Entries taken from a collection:
□ □ □ □ □ □ □

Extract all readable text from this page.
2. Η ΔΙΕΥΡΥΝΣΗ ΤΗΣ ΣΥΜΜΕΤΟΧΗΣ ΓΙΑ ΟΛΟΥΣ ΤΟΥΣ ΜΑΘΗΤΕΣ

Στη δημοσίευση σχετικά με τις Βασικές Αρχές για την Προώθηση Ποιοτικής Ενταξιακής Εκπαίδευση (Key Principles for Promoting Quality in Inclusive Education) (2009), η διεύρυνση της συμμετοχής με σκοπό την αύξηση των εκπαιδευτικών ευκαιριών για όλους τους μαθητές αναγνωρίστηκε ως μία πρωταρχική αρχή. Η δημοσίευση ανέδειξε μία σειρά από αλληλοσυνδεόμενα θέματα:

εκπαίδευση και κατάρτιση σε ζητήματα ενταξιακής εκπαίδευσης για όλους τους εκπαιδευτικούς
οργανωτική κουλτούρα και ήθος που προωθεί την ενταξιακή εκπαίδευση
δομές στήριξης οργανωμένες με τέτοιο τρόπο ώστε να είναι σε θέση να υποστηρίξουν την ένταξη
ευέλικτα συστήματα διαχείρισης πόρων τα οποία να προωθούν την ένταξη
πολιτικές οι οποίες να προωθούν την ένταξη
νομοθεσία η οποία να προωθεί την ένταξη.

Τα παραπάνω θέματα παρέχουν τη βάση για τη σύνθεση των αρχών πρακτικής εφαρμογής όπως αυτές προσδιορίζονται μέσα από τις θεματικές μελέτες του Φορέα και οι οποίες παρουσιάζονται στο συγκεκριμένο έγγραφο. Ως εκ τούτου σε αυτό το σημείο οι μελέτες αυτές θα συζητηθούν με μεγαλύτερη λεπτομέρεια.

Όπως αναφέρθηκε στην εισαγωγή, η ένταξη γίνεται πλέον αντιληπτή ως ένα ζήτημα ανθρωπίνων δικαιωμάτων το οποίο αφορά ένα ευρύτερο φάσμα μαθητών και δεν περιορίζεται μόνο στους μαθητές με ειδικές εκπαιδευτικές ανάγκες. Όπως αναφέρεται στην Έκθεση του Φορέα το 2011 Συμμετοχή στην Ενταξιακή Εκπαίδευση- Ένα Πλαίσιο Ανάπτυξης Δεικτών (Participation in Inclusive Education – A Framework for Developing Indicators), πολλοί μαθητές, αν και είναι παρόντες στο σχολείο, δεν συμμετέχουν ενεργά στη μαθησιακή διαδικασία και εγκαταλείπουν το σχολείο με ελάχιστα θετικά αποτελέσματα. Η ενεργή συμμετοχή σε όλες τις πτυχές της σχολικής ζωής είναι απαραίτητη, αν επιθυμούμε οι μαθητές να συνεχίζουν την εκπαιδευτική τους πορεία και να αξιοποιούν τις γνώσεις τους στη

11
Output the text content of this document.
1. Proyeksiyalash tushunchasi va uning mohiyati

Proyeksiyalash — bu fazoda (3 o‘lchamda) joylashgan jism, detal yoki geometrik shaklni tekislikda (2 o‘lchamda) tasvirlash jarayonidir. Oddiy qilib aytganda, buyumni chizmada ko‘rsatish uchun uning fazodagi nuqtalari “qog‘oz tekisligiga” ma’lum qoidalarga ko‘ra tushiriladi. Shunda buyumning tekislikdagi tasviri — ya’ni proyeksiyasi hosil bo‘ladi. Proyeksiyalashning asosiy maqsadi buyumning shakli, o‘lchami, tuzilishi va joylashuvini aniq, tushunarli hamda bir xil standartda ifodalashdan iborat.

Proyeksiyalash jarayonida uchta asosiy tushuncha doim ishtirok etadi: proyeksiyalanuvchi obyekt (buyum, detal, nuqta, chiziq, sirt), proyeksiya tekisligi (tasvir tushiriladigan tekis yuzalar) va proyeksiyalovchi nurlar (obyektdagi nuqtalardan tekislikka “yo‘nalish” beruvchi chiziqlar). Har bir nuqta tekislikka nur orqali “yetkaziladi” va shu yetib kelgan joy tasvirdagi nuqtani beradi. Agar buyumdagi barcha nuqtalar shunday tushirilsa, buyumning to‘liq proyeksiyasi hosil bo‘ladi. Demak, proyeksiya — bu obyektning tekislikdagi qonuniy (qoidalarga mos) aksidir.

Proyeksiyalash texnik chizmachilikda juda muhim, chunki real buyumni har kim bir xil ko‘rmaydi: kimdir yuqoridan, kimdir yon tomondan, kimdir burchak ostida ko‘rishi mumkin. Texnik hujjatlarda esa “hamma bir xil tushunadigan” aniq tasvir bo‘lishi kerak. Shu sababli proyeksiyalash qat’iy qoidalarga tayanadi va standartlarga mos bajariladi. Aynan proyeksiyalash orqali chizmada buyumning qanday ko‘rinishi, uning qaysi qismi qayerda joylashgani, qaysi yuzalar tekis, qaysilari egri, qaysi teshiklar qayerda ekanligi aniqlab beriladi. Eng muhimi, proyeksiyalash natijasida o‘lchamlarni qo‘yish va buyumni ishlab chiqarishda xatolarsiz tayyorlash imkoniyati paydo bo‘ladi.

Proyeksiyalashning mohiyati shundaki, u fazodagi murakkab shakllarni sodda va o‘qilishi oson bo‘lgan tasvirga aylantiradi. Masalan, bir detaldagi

□ □ □ □ □ □ □

- Goal of the exercise: The listing above should be transcribed in full, exactly as written.

- Answer below:
Extract all readable text from this page.
2. Η ΔΙΕΥΡΥΝΣΗ ΤΗΣ ΣΥΜΜΕΤΟΧΗΣ ΓΙΑ ΟΛΟΥΣ ΤΟΥΣ ΜΑΘΗΤΕΣ

Στη δημοσίευση σχετικά με τις Βασικές Αρχές για την Προώθηση Ποιοτικής Ενταξιακής Εκπαίδευση (Key Principles for Promoting Quality in Inclusive Education) (2009), η διεύρυνση της συμμετοχής με σκοπό την αύξηση των εκπαιδευτικών ευκαιριών για όλους τους μαθητές αναγνωρίστηκε ως μία πρωταρχική αρχή. Η δημοσίευση ανέδειξε μία σειρά από αλληλοσυνδεόμενα θέματα:

εκπαίδευση και κατάρτιση σε ζητήματα ενταξιακής εκπαίδευσης για όλους τους εκπαιδευτικούς
οργανωτική κουλτούρα και ήθος που προωθεί την ενταξιακή εκπαίδευση
δομές στήριξης οργανωμένες με τέτοιο τρόπο ώστε να είναι σε θέση να υποστηρίξουν την ένταξη
ευέλικτα συστήματα διαχείρισης πόρων τα οποία να προωθούν την ένταξη
πολιτικές οι οποίες να προωθούν την ένταξη
νομοθεσία η οποία να προωθεί την ένταξη.

Τα παραπάνω θέματα παρέχουν τη βάση για τη σύνθεση των αρχών πρακτικής εφαρμογής όπως αυτές προσδιορίζονται μέσα από τις θεματικές μελέτες του Φορέα και οι οποίες παρουσιάζονται στο συγκεκριμένο έγγραφο. Ως εκ τούτου σε αυτό το σημείο οι μελέτες αυτές θα συζητηθούν με μεγαλύτερη λεπτομέρεια.

Όπως αναφέρθηκε στην εισαγωγή, η ένταξη γίνεται πλέον αντιληπτή ως ένα ζήτημα ανθρωπίνων δικαιωμάτων το οποίο αφορά ένα ευρύτερο φάσμα μαθητών και δεν περιορίζεται μόνο στους μαθητές με ειδικές εκπαιδευτικές ανάγκες. Όπως αναφέρεται στην Έκθεση του Φορέα το 2011 Συμμετοχή στην Ενταξιακή Εκπαίδευση- Ένα Πλαίσιο Ανάπτυξης Δεικτών (Participation in Inclusive Education – A Framework for Developing Indicators), πολλοί μαθητές, αν και είναι παρόντες στο σχολείο, δεν συμμετέχουν ενεργά στη μαθησιακή διαδικασία και εγκαταλείπουν το σχολείο με ελάχιστα θετικά αποτελέσματα. Η ενεργή συμμετοχή σε όλες τις πτυχές της σχολικής ζωής είναι απαραίτητη, αν επιθυμούμε οι μαθητές να συνεχίζουν την εκπαιδευτική τους πορεία και να αξιοποιούν τις γνώσεις τους στη

11
Output the text content of this document.
1. Proyeksiyalash tushunchasi va uning mohiyati

Proyeksiyalash — bu fazoda (3 o‘lchamda) joylashgan jism, detal yoki geometrik shaklni tekislikda (2 o‘lchamda) tasvirlash jarayonidir. Oddiy qilib aytganda, buyumni chizmada ko‘rsatish uchun uning fazodagi nuqtalari “qog‘oz tekisligiga” ma’lum qoidalarga ko‘ra tushiriladi. Shunda buyumning tekislikdagi tasviri — ya’ni proyeksiyasi hosil bo‘ladi. Proyeksiyalashning asosiy maqsadi buyumning shakli, o‘lchami, tuzilishi va joylashuvini aniq, tushunarli hamda bir xil standartda ifodalashdan iborat.

Proyeksiyalash jarayonida uchta asosiy tushuncha doim ishtirok etadi: proyeksiyalanuvchi obyekt (buyum, detal, nuqta, chiziq, sirt), proyeksiya tekisligi (tasvir tushiriladigan tekis yuzalar) va proyeksiyalovchi nurlar (obyektdagi nuqtalardan tekislikka “yo‘nalish” beruvchi chiziqlar). Har bir nuqta tekislikka nur orqali “yetkaziladi” va shu yetib kelgan joy tasvirdagi nuqtani beradi. Agar buyumdagi barcha nuqtalar shunday tushirilsa, buyumning to‘liq proyeksiyasi hosil bo‘ladi. Demak, proyeksiya — bu obyektning tekislikdagi qonuniy (qoidalarga mos) aksidir.

Proyeksiyalash texnik chizmachilikda juda muhim, chunki real buyumni har kim bir xil ko‘rmaydi: kimdir yuqoridan, kimdir yon tomondan, kimdir burchak ostida ko‘rishi mumkin. Texnik hujjatlarda esa “hamma bir xil tushunadigan” aniq tasvir bo‘lishi kerak. Shu sababli proyeksiyalash qat’iy qoidalarga tayanadi va standartlarga mos bajariladi. Aynan proyeksiyalash orqali chizmada buyumning qanday ko‘rinishi, uning qaysi qismi qayerda joylashgani, qaysi yuzalar tekis, qaysilari egri, qaysi teshiklar qayerda ekanligi aniqlab beriladi. Eng muhimi, proyeksiyalash natijasida o‘lchamlarni qo‘yish va buyumni ishlab chiqarishda xatolarsiz tayyorlash imkoniyati paydo bo‘ladi.

Proyeksiyalashning mohiyati shundaki, u fazodagi murakkab shakllarni sodda va o‘qilishi oson bo‘lgan tasvirga aylantiradi. Masalan, bir detaldagi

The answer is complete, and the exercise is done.